From the records that follow, copy every line in which "kommande" appears.

____

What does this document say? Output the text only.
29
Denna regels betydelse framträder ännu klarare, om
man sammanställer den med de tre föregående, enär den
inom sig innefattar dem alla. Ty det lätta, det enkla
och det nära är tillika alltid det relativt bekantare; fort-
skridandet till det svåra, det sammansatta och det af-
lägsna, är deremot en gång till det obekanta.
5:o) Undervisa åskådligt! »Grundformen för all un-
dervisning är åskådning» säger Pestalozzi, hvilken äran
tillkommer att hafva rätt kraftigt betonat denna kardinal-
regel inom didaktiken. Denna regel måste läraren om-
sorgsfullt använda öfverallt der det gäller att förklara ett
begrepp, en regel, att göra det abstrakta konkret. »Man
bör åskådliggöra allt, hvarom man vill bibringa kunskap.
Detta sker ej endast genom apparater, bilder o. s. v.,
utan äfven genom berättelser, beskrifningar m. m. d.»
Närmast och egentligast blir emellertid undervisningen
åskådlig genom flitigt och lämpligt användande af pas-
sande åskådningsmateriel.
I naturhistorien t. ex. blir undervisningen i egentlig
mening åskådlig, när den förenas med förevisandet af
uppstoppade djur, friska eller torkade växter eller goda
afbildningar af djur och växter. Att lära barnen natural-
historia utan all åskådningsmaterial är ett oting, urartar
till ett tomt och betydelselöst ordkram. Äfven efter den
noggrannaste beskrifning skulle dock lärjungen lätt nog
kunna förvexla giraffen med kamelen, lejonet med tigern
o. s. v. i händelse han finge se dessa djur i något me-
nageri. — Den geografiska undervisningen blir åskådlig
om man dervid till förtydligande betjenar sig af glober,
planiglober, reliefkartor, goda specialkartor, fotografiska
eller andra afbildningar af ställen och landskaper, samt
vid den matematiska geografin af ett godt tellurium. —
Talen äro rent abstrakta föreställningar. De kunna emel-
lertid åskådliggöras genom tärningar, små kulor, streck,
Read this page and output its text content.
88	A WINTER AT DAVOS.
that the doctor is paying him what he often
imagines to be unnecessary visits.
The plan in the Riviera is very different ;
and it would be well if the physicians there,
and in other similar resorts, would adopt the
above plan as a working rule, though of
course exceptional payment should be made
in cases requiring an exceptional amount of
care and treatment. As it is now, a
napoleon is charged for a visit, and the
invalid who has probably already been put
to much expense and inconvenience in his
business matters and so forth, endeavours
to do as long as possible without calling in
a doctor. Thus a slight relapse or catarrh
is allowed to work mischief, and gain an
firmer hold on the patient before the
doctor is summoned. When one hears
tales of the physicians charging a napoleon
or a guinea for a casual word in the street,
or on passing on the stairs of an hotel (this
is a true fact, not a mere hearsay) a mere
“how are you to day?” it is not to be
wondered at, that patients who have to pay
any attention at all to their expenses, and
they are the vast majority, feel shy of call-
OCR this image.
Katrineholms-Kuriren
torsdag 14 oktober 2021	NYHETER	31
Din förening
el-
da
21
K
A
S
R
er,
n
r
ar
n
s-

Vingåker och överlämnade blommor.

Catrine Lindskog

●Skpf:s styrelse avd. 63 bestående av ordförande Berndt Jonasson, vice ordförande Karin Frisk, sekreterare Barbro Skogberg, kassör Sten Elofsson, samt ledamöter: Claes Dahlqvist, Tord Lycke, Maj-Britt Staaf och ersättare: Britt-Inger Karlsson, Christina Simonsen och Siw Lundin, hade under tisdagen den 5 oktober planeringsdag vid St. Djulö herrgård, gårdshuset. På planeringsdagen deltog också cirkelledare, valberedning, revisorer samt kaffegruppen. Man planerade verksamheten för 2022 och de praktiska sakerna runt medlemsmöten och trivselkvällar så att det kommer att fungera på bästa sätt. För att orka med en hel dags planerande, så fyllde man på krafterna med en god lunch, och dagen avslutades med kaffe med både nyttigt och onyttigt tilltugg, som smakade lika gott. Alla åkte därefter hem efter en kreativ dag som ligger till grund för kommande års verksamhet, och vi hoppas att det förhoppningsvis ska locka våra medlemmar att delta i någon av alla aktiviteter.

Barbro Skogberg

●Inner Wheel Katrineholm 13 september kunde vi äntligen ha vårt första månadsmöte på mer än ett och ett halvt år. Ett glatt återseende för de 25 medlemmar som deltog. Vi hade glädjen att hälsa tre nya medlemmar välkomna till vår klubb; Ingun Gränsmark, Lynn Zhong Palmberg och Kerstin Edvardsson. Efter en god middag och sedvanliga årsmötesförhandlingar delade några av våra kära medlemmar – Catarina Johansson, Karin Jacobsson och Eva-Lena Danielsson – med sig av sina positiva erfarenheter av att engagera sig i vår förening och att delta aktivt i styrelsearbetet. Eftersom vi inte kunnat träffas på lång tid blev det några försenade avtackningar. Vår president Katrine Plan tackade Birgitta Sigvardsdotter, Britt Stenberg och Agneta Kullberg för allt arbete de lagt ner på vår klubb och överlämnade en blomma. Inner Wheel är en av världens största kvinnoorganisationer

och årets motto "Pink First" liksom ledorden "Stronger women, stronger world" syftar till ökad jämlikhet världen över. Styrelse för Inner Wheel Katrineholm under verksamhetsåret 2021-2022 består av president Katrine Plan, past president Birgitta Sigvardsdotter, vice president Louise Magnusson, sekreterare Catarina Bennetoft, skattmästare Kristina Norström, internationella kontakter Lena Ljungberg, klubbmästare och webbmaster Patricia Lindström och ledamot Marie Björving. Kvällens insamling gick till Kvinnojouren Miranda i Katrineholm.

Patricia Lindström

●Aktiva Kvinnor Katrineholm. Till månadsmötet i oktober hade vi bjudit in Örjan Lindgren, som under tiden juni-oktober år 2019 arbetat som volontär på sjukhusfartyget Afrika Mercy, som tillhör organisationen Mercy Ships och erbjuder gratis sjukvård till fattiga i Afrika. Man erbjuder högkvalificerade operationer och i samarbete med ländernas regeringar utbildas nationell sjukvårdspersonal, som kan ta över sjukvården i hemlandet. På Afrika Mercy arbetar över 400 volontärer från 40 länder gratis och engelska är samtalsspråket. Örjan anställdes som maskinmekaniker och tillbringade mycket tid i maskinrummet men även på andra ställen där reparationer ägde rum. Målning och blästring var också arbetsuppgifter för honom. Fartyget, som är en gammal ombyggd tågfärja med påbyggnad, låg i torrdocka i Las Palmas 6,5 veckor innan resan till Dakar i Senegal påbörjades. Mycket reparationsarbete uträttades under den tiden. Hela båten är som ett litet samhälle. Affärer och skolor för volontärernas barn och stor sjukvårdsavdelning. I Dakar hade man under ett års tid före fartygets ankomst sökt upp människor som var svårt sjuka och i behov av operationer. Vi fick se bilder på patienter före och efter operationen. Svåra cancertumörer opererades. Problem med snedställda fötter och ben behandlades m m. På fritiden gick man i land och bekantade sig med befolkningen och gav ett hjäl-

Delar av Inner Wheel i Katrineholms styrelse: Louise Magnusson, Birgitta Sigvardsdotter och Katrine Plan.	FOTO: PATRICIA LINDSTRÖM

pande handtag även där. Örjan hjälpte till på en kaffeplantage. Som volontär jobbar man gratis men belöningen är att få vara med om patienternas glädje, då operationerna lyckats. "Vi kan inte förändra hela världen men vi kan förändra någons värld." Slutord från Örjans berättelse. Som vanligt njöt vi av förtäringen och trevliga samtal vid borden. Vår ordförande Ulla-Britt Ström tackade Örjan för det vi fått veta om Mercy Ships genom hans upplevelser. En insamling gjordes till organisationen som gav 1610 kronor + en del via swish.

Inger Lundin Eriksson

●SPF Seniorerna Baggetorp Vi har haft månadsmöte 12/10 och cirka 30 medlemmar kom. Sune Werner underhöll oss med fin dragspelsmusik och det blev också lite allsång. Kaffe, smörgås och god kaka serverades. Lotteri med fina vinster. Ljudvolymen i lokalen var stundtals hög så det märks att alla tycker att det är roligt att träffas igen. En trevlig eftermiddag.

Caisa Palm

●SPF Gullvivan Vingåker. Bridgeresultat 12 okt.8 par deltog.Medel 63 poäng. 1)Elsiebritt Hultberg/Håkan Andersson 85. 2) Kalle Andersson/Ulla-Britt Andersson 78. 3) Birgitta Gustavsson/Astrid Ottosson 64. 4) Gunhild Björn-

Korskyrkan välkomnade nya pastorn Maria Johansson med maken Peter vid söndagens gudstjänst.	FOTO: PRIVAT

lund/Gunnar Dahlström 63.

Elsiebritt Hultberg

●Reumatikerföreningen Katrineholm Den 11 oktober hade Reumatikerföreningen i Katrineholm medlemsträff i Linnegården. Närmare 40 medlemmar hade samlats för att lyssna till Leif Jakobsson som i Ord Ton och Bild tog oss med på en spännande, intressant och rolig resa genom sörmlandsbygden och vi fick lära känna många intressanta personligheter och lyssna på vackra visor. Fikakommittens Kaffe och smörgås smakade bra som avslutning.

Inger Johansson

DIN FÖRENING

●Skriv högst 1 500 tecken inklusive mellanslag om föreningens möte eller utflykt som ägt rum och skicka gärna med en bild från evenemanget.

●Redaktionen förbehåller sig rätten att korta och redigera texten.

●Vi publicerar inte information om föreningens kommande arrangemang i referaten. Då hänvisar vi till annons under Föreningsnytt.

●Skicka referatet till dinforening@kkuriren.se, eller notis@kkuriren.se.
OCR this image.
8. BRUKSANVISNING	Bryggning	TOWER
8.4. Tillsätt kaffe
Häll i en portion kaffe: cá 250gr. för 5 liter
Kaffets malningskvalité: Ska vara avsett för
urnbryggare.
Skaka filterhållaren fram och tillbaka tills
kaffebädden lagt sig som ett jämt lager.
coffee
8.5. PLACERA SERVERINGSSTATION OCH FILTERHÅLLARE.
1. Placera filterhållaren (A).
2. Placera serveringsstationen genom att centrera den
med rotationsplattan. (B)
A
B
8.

____

■ **SOLUTION TO THIS PROBLEM**:
●Skpf:s styrelse avd. 63 bestående av ordförande Berndt Jonasson, vice ordförande Karin Frisk, sekreterare Barbro Skogberg, kassör Sten Elofsson, samt ledamöter: Claes Dahlqvist, Tord Lycke, Maj-Britt Staaf och ersättare: Britt-Inger Karlsson, Christina Simonsen och Siw Lundin, hade under tisdagen den 5 oktober planeringsdag vid St. Djulö herrgård, gårdshuset. På planeringsdagen deltog också cirkelledare, valberedning, revisorer samt kaffegruppen. Man planerade verksamheten för 2022 och de praktiska sakerna runt medlemsmöten och trivselkvällar så att det kommer att fungera på bästa sätt. För att orka med en hel dags planerande, så fyllde man på krafterna med en god lunch, och dagen avslutades med kaffe med både nyttigt och onyttigt tilltugg, som smakade lika gott. Alla åkte därefter hem efter en kreativ dag som ligger till grund för kommande års verksamhet, och vi hoppas att det förhoppningsvis ska locka våra medlemmar att delta i någon av alla aktiviteter.
●Vi publicerar inte information om föreningens kommande arrangemang i referaten. Då hänvisar vi till annons under Föreningsnytt.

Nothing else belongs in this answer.